# The task
For each line below that includes the word "screenshot", make a copy.

Collected data entries
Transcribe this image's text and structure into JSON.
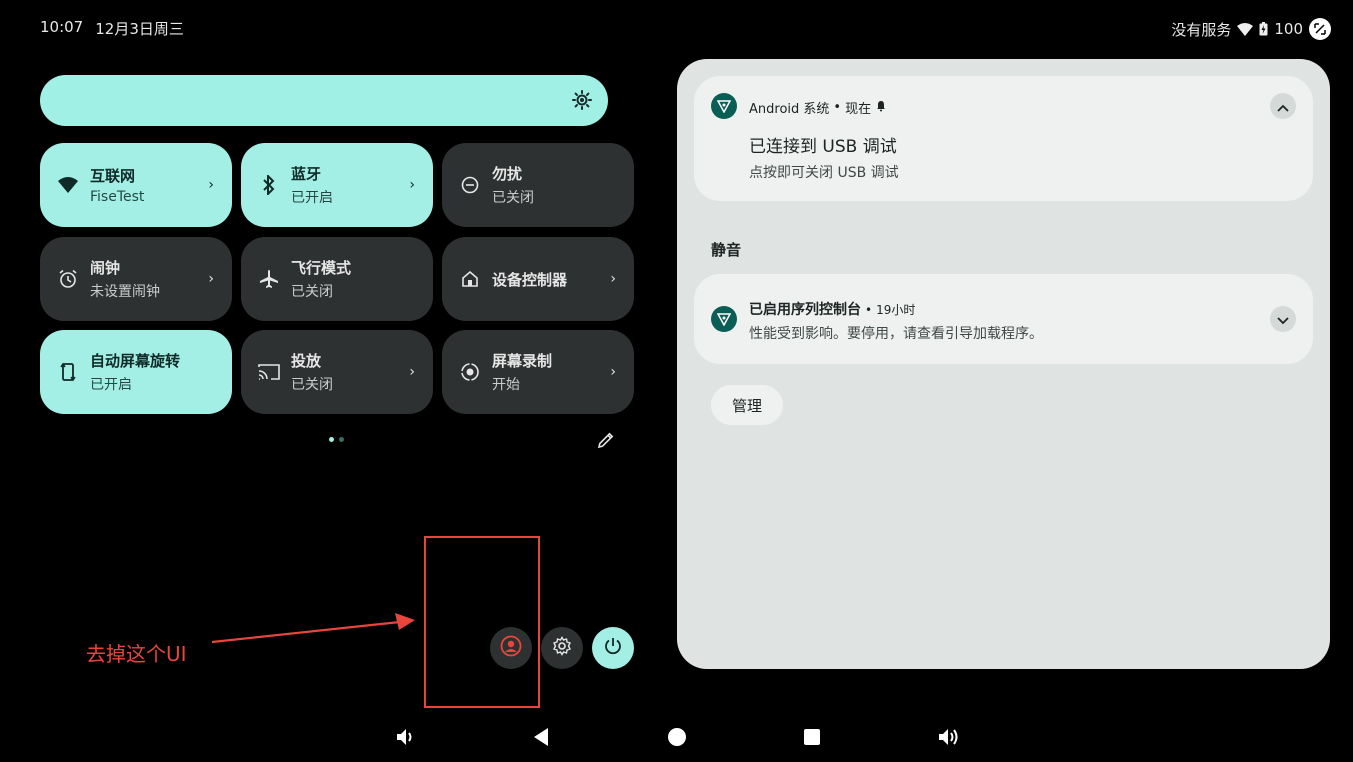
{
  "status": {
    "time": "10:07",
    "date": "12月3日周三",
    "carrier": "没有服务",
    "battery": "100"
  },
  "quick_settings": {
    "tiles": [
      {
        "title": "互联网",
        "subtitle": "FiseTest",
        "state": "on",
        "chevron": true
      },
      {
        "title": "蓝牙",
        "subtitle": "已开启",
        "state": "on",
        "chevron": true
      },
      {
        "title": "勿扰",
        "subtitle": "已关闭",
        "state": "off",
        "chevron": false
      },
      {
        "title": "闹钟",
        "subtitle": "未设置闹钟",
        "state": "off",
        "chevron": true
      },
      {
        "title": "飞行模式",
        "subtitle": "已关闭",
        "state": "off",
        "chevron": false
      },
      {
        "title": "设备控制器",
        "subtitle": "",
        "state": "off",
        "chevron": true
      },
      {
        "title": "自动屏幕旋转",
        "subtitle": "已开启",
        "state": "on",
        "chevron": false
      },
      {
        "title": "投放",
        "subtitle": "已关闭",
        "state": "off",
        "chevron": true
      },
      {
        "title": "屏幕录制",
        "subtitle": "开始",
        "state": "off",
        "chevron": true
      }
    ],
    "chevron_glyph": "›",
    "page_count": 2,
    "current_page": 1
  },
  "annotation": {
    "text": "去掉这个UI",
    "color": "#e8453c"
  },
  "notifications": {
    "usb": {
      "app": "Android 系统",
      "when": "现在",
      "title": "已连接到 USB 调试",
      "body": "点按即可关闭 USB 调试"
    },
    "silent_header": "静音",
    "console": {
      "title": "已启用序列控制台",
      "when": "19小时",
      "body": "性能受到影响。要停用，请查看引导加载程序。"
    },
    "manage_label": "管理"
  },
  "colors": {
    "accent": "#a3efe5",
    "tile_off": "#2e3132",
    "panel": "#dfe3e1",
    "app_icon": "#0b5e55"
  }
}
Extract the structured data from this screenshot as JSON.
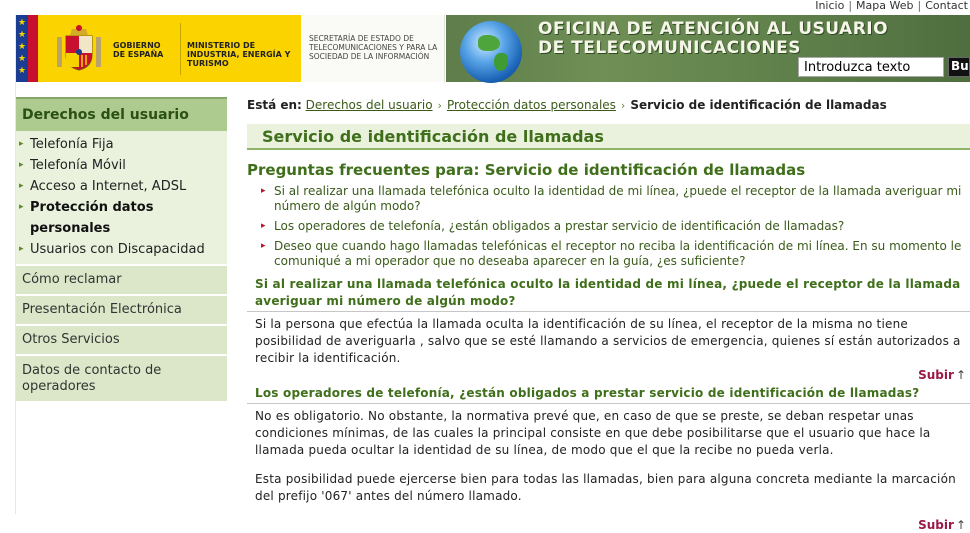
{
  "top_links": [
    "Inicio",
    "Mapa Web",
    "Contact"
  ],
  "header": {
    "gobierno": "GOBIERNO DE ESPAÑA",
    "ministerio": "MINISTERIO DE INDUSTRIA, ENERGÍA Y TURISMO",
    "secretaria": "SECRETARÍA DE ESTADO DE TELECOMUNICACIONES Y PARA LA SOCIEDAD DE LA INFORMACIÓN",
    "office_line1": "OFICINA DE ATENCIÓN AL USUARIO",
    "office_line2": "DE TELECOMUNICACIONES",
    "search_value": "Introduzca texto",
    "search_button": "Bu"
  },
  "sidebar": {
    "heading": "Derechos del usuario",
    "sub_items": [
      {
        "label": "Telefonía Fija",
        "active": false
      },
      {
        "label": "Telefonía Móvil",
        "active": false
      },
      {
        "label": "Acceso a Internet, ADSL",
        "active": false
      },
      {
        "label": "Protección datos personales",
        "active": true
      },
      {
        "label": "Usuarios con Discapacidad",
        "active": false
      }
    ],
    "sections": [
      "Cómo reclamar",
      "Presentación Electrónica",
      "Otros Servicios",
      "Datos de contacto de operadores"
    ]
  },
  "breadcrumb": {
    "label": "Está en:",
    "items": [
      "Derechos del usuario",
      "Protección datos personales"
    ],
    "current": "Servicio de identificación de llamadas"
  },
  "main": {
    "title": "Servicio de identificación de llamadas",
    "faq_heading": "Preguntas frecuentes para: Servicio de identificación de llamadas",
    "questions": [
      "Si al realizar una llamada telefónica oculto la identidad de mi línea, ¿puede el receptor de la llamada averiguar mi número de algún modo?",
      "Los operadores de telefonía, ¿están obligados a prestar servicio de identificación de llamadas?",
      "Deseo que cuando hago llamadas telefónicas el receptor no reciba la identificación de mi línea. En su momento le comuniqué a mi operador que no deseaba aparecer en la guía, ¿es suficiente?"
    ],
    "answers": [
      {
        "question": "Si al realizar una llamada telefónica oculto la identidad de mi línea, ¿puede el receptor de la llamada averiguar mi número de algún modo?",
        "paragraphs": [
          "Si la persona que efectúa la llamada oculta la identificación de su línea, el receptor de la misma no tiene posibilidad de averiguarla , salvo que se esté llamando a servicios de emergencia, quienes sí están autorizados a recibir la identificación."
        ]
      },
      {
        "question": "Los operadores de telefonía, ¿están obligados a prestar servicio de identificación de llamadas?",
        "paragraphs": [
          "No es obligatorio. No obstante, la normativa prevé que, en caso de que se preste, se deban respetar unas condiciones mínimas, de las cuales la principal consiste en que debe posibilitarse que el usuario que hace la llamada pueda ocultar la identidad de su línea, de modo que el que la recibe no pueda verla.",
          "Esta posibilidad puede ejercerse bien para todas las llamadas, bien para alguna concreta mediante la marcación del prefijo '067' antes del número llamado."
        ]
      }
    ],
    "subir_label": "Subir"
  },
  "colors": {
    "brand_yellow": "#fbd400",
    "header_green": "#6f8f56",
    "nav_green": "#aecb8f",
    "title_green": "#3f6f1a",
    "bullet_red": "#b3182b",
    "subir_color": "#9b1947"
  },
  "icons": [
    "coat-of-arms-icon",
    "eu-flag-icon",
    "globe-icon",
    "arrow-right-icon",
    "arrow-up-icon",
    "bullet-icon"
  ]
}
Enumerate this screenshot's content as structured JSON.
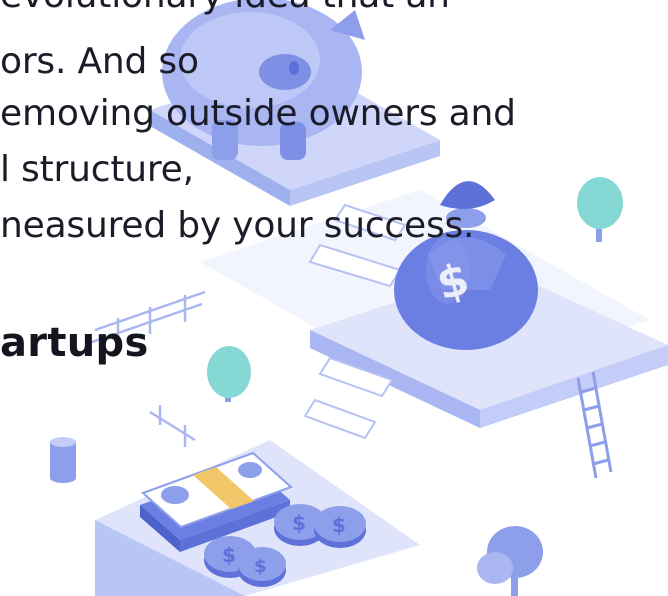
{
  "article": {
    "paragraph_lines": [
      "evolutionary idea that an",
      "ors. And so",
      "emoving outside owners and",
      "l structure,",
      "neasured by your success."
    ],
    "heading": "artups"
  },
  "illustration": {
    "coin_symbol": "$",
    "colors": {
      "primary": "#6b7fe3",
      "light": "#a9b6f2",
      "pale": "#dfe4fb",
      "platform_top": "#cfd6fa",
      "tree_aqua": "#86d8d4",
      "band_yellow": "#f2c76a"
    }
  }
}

# Exercise answer
Extract the structured data from this screenshot as JSON.
Enumerate this screenshot's content as structured JSON.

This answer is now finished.